Collected data
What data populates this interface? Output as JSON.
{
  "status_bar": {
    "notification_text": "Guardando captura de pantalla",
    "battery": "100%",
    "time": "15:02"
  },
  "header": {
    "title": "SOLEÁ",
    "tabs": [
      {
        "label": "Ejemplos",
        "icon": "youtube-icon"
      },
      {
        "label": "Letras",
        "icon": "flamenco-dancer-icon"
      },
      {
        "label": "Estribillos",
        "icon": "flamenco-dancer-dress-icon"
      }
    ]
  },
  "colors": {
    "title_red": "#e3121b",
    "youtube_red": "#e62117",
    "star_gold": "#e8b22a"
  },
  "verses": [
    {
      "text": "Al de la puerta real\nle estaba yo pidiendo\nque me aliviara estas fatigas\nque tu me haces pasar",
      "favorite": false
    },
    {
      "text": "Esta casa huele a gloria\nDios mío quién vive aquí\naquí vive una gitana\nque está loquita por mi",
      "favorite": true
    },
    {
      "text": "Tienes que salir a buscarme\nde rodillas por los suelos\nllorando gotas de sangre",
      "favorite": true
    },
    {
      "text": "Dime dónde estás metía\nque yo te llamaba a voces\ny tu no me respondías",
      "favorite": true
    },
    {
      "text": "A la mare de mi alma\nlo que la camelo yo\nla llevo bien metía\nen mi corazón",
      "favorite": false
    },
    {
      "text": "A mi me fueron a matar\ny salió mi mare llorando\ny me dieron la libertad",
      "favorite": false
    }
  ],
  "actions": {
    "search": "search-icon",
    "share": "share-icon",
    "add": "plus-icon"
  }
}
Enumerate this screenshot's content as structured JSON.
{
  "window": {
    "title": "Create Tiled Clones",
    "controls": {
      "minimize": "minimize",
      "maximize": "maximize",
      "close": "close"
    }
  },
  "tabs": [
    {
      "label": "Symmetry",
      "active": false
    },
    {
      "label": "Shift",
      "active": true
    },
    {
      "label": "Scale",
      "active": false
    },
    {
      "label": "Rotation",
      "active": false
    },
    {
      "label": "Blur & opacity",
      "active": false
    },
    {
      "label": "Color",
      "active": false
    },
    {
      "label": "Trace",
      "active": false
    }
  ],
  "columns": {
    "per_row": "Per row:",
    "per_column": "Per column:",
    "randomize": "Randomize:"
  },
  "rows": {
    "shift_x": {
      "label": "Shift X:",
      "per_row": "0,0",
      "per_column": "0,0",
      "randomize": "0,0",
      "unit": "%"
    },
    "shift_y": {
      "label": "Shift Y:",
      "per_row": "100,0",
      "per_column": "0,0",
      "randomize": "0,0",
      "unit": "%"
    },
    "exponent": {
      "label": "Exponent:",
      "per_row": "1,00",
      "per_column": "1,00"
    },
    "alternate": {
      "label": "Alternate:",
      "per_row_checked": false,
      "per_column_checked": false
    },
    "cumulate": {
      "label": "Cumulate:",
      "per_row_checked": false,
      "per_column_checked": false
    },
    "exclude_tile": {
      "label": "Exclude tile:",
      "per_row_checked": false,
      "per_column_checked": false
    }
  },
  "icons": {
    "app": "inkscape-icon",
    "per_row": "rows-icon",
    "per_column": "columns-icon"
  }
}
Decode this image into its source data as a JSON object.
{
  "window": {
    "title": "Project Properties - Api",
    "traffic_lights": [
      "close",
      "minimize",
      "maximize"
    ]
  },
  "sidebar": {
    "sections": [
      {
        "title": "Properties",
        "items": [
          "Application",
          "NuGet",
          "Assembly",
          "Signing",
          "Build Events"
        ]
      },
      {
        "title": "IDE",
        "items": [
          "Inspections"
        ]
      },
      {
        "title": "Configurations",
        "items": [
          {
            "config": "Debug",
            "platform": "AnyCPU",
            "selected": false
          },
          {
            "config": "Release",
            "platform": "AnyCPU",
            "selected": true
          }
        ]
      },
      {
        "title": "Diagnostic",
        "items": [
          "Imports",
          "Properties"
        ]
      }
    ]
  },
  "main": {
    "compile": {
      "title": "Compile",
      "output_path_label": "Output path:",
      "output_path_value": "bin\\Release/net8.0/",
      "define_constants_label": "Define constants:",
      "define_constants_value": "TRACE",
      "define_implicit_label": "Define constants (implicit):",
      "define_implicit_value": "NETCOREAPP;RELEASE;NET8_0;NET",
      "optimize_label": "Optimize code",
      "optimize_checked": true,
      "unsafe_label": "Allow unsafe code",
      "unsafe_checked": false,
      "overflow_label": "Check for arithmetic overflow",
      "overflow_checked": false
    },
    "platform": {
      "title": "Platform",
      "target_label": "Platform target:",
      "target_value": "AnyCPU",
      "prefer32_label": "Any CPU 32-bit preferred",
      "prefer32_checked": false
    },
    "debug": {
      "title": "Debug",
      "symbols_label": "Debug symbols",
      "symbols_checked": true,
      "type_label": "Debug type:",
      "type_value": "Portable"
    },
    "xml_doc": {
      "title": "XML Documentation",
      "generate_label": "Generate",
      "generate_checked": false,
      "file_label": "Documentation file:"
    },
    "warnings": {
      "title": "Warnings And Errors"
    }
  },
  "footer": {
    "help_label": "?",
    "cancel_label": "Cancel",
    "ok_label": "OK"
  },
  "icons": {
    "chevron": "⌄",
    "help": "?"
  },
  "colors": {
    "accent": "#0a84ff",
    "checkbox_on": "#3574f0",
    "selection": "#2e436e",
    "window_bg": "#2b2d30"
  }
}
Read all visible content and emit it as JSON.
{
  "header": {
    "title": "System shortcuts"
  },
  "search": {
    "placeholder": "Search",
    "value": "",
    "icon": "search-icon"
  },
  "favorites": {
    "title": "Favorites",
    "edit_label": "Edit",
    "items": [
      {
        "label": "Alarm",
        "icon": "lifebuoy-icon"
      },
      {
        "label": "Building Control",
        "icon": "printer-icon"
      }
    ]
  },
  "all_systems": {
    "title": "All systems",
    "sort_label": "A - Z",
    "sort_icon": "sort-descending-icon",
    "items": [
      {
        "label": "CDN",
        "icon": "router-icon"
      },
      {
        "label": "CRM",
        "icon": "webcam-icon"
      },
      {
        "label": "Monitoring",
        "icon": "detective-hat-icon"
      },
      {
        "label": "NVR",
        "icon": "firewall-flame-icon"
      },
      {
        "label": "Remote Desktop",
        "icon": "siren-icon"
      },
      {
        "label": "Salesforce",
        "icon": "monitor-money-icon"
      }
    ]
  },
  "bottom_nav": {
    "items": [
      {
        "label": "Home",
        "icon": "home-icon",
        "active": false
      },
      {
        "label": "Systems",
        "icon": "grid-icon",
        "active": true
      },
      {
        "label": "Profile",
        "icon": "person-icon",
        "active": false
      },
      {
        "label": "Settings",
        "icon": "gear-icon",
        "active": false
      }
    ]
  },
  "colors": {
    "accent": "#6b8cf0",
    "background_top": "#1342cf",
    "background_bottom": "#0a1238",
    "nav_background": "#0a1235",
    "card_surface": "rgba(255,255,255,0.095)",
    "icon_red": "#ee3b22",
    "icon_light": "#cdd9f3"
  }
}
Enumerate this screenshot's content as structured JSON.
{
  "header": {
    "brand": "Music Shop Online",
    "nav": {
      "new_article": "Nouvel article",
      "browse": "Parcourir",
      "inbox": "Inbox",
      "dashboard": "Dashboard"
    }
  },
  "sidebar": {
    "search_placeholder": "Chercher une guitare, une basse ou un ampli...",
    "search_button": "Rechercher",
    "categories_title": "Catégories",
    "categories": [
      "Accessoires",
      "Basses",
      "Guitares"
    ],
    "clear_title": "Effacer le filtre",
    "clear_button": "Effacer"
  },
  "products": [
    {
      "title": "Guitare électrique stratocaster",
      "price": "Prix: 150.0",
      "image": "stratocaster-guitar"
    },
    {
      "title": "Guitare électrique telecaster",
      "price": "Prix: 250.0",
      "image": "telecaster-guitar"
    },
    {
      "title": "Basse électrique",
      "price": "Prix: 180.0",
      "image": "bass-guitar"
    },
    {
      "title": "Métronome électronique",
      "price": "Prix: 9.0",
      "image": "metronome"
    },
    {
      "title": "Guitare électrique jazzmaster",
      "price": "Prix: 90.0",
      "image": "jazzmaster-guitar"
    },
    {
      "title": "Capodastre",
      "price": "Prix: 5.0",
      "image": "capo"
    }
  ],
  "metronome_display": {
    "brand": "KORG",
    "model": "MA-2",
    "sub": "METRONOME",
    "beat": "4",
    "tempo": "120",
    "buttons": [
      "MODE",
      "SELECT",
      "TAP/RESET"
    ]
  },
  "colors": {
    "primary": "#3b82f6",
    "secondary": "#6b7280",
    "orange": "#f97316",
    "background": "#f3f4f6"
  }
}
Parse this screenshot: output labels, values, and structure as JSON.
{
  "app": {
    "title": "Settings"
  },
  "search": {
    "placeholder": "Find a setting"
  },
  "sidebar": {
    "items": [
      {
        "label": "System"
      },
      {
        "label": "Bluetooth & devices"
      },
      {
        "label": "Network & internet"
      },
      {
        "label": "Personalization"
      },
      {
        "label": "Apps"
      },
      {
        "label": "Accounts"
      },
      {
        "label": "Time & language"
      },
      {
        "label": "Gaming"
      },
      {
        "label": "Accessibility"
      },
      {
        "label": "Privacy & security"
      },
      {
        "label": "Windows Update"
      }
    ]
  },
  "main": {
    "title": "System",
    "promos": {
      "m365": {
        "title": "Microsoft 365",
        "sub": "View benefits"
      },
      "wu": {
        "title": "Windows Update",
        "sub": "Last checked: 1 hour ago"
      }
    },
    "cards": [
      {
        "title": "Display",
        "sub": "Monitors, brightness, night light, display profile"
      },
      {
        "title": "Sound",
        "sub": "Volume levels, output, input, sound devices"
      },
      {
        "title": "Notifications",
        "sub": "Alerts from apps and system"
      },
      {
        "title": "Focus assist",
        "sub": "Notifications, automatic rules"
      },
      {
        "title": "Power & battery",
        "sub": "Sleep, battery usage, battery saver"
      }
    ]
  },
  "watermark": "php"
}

Task directions ▸
Every line from the one containing "Parse this screenshot: output" through the last line of the entries must be written out verbatim, and no other line.

Exercise response ▸
Parse this screenshot: output labels, values, and structure as JSON.
{
  "app": {
    "title": "Settings"
  },
  "search": {
    "placeholder": "Find a setting"
  },
  "sidebar": {
    "items": [
      {
        "label": "System"
      },
      {
        "label": "Bluetooth & devices"
      },
      {
        "label": "Network & internet"
      },
      {
        "label": "Personalization"
      },
      {
        "label": "Apps"
      },
      {
        "label": "Accounts"
      },
      {
        "label": "Time & language"
      },
      {
        "label": "Gaming"
      },
      {
        "label": "Accessibility"
      },
      {
        "label": "Privacy & security"
      },
      {
        "label": "Windows Update"
      }
    ]
  },
  "main": {
    "title": "System",
    "promos": {
      "m365": {
        "title": "Microsoft 365",
        "sub": "View benefits"
      },
      "wu": {
        "title": "Windows Update",
        "sub": "Last checked: 1 hour ago"
      }
    },
    "cards": [
      {
        "title": "Display",
        "sub": "Monitors, brightness, night light, display profile"
      },
      {
        "title": "Sound",
        "sub": "Volume levels, output, input, sound devices"
      },
      {
        "title": "Notifications",
        "sub": "Alerts from apps and system"
      },
      {
        "title": "Focus assist",
        "sub": "Notifications, automatic rules"
      },
      {
        "title": "Power & battery",
        "sub": "Sleep, battery usage, battery saver"
      }
    ]
  },
  "watermark": "php"
}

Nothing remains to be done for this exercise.